* start Provided data *

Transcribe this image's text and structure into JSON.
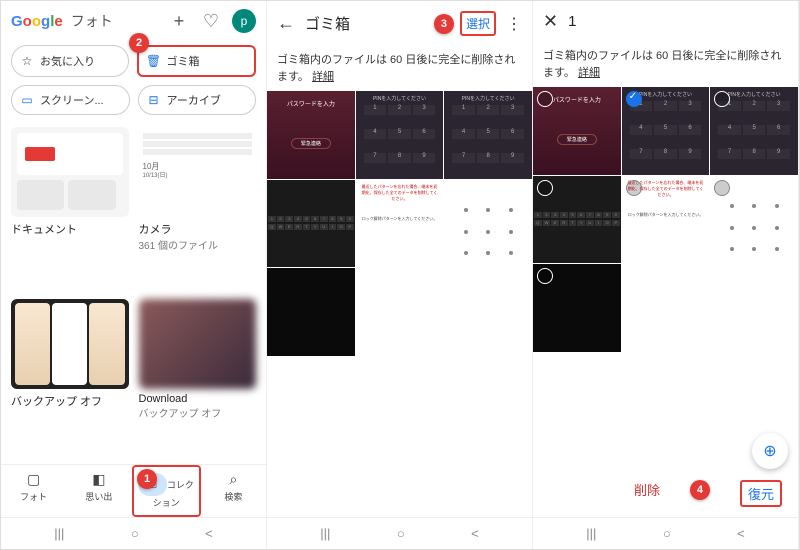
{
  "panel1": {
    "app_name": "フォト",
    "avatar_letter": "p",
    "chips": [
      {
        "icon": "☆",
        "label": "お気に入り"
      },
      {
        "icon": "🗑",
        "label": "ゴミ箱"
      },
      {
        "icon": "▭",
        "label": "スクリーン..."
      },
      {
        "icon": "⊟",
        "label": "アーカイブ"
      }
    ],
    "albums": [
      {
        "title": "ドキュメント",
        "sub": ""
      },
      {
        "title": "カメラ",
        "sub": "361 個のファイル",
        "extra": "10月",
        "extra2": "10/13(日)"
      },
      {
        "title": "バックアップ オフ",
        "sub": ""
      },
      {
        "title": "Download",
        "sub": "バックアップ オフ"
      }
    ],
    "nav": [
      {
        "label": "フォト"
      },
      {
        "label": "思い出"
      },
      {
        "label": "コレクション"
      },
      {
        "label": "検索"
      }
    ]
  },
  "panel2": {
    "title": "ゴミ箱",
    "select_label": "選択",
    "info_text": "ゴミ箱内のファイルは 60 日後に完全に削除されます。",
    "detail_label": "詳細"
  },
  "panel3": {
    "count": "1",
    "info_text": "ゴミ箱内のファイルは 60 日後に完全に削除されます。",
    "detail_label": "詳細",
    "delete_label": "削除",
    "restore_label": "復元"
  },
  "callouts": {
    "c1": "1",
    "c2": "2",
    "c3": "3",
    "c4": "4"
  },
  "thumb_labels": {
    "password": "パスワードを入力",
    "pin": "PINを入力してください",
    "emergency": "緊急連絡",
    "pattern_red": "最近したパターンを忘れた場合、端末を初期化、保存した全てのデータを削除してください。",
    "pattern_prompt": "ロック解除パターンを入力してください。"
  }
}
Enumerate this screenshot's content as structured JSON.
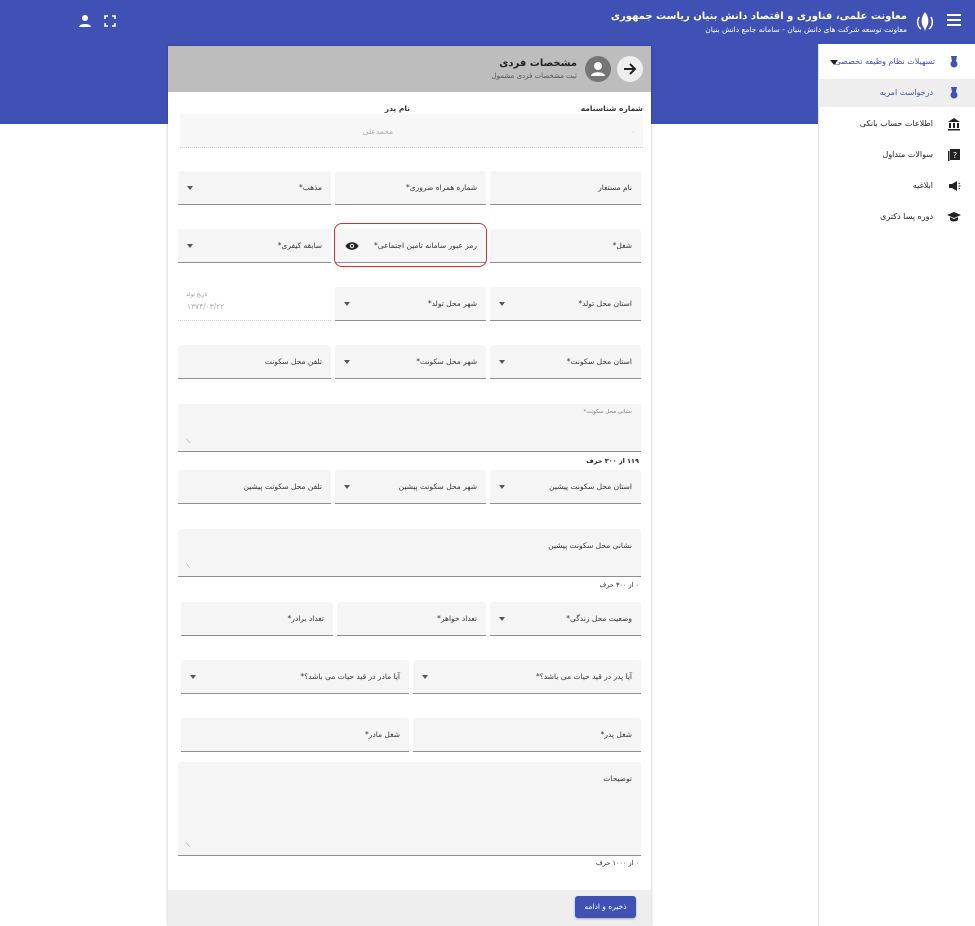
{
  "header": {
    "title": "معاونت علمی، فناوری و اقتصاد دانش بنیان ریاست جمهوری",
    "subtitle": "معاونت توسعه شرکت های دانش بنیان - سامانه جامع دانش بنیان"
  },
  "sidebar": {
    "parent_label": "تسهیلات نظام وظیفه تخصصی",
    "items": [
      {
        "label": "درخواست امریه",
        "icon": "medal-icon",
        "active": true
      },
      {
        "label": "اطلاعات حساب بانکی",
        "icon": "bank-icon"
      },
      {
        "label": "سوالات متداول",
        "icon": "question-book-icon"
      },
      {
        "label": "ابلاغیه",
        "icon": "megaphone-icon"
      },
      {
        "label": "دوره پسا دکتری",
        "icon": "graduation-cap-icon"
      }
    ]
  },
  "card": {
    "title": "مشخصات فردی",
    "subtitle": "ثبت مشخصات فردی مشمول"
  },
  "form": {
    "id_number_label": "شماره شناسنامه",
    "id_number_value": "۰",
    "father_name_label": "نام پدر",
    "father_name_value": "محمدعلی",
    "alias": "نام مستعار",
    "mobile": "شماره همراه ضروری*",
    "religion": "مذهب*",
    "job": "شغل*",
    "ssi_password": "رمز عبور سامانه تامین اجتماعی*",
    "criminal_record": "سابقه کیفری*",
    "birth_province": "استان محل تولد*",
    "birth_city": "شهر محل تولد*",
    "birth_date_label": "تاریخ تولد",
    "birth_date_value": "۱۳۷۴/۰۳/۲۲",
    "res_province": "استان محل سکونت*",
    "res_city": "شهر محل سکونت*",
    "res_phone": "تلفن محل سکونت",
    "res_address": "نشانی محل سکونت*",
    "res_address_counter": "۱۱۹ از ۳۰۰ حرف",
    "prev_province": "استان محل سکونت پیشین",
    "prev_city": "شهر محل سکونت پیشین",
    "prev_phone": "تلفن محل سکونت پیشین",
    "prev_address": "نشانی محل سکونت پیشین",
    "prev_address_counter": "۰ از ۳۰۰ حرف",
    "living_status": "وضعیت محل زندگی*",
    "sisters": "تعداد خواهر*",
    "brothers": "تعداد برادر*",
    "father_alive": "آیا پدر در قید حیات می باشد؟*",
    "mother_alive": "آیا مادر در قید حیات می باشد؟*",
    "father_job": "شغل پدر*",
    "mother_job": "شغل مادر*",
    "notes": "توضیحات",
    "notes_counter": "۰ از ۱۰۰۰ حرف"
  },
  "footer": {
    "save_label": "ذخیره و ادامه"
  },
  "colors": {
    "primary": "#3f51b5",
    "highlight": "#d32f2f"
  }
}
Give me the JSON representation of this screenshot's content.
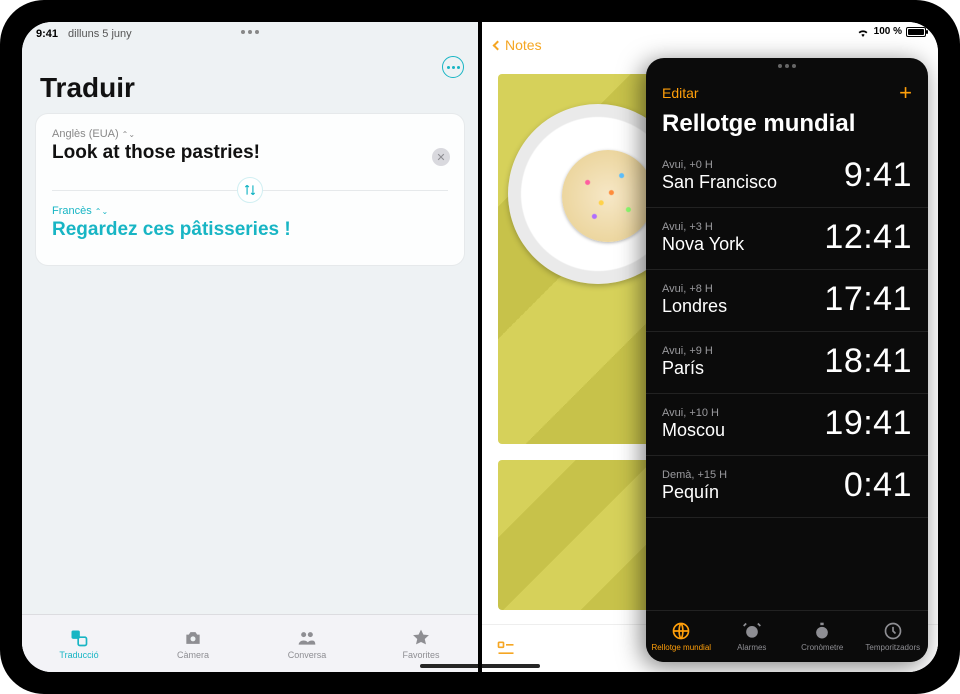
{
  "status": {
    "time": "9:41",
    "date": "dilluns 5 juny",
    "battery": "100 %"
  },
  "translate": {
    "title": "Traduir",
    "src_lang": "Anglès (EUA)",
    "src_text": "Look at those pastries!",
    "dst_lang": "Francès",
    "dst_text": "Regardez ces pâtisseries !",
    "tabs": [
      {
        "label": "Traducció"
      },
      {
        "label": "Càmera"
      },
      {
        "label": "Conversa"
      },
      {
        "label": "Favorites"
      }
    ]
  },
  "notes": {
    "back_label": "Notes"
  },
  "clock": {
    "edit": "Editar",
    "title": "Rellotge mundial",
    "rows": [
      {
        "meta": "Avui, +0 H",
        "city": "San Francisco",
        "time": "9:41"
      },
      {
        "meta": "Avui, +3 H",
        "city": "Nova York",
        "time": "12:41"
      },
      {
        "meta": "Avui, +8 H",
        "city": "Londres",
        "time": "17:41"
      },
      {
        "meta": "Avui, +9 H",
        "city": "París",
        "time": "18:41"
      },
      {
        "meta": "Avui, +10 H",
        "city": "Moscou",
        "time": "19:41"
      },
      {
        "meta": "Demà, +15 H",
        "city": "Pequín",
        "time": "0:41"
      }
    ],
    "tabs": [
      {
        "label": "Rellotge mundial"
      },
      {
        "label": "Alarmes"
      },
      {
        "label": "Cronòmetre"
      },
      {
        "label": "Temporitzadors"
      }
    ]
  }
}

* end Provided data *

Every record above should be transcribed exactly; the pictures stay out of the copy.

Transcribe this image's text and structure into JSON.
{
  "panel1": {
    "app_name": "フォト",
    "avatar_letter": "p",
    "chips": [
      {
        "icon": "☆",
        "label": "お気に入り"
      },
      {
        "icon": "🗑",
        "label": "ゴミ箱"
      },
      {
        "icon": "▭",
        "label": "スクリーン..."
      },
      {
        "icon": "⊟",
        "label": "アーカイブ"
      }
    ],
    "albums": [
      {
        "title": "ドキュメント",
        "sub": ""
      },
      {
        "title": "カメラ",
        "sub": "361 個のファイル",
        "extra": "10月",
        "extra2": "10/13(日)"
      },
      {
        "title": "バックアップ オフ",
        "sub": ""
      },
      {
        "title": "Download",
        "sub": "バックアップ オフ"
      }
    ],
    "nav": [
      {
        "label": "フォト"
      },
      {
        "label": "思い出"
      },
      {
        "label": "コレクション"
      },
      {
        "label": "検索"
      }
    ]
  },
  "panel2": {
    "title": "ゴミ箱",
    "select_label": "選択",
    "info_text": "ゴミ箱内のファイルは 60 日後に完全に削除されます。",
    "detail_label": "詳細"
  },
  "panel3": {
    "count": "1",
    "info_text": "ゴミ箱内のファイルは 60 日後に完全に削除されます。",
    "detail_label": "詳細",
    "delete_label": "削除",
    "restore_label": "復元"
  },
  "callouts": {
    "c1": "1",
    "c2": "2",
    "c3": "3",
    "c4": "4"
  },
  "thumb_labels": {
    "password": "パスワードを入力",
    "pin": "PINを入力してください",
    "emergency": "緊急連絡",
    "pattern_red": "最近したパターンを忘れた場合、端末を初期化、保存した全てのデータを削除してください。",
    "pattern_prompt": "ロック解除パターンを入力してください。"
  }
}
Enumerate this screenshot's content as structured JSON.
{
  "header": {
    "title": "معاونت علمی، فناوری و اقتصاد دانش بنیان ریاست جمهوری",
    "subtitle": "معاونت توسعه شرکت های دانش بنیان - سامانه جامع دانش بنیان"
  },
  "sidebar": {
    "parent_label": "تسهیلات نظام وظیفه تخصصی",
    "items": [
      {
        "label": "درخواست امریه",
        "icon": "medal-icon",
        "active": true
      },
      {
        "label": "اطلاعات حساب بانکی",
        "icon": "bank-icon"
      },
      {
        "label": "سوالات متداول",
        "icon": "question-book-icon"
      },
      {
        "label": "ابلاغیه",
        "icon": "megaphone-icon"
      },
      {
        "label": "دوره پسا دکتری",
        "icon": "graduation-cap-icon"
      }
    ]
  },
  "card": {
    "title": "مشخصات فردی",
    "subtitle": "ثبت مشخصات فردی مشمول"
  },
  "form": {
    "id_number_label": "شماره شناسنامه",
    "id_number_value": "۰",
    "father_name_label": "نام پدر",
    "father_name_value": "محمدعلی",
    "alias": "نام مستعار",
    "mobile": "شماره همراه ضروری*",
    "religion": "مذهب*",
    "job": "شغل*",
    "ssi_password": "رمز عبور سامانه تامین اجتماعی*",
    "criminal_record": "سابقه کیفری*",
    "birth_province": "استان محل تولد*",
    "birth_city": "شهر محل تولد*",
    "birth_date_label": "تاریخ تولد",
    "birth_date_value": "۱۳۷۴/۰۳/۲۲",
    "res_province": "استان محل سکونت*",
    "res_city": "شهر محل سکونت*",
    "res_phone": "تلفن محل سکونت",
    "res_address": "نشانی محل سکونت*",
    "res_address_counter": "۱۱۹ از ۳۰۰ حرف",
    "prev_province": "استان محل سکونت پیشین",
    "prev_city": "شهر محل سکونت پیشین",
    "prev_phone": "تلفن محل سکونت پیشین",
    "prev_address": "نشانی محل سکونت پیشین",
    "prev_address_counter": "۰ از ۳۰۰ حرف",
    "living_status": "وضعیت محل زندگی*",
    "sisters": "تعداد خواهر*",
    "brothers": "تعداد برادر*",
    "father_alive": "آیا پدر در قید حیات می باشد؟*",
    "mother_alive": "آیا مادر در قید حیات می باشد؟*",
    "father_job": "شغل پدر*",
    "mother_job": "شغل مادر*",
    "notes": "توضیحات",
    "notes_counter": "۰ از ۱۰۰۰ حرف"
  },
  "footer": {
    "save_label": "ذخیره و ادامه"
  },
  "colors": {
    "primary": "#3f51b5",
    "highlight": "#d32f2f"
  }
}
Give me the JSON representation of this screenshot's content.
{
  "status": {
    "time": "9:41",
    "date": "dilluns 5 juny",
    "battery": "100 %"
  },
  "translate": {
    "title": "Traduir",
    "src_lang": "Anglès (EUA)",
    "src_text": "Look at those pastries!",
    "dst_lang": "Francès",
    "dst_text": "Regardez ces pâtisseries !",
    "tabs": [
      {
        "label": "Traducció"
      },
      {
        "label": "Càmera"
      },
      {
        "label": "Conversa"
      },
      {
        "label": "Favorites"
      }
    ]
  },
  "notes": {
    "back_label": "Notes"
  },
  "clock": {
    "edit": "Editar",
    "title": "Rellotge mundial",
    "rows": [
      {
        "meta": "Avui, +0 H",
        "city": "San Francisco",
        "time": "9:41"
      },
      {
        "meta": "Avui, +3 H",
        "city": "Nova York",
        "time": "12:41"
      },
      {
        "meta": "Avui, +8 H",
        "city": "Londres",
        "time": "17:41"
      },
      {
        "meta": "Avui, +9 H",
        "city": "París",
        "time": "18:41"
      },
      {
        "meta": "Avui, +10 H",
        "city": "Moscou",
        "time": "19:41"
      },
      {
        "meta": "Demà, +15 H",
        "city": "Pequín",
        "time": "0:41"
      }
    ],
    "tabs": [
      {
        "label": "Rellotge mundial"
      },
      {
        "label": "Alarmes"
      },
      {
        "label": "Cronòmetre"
      },
      {
        "label": "Temporitzadors"
      }
    ]
  }
}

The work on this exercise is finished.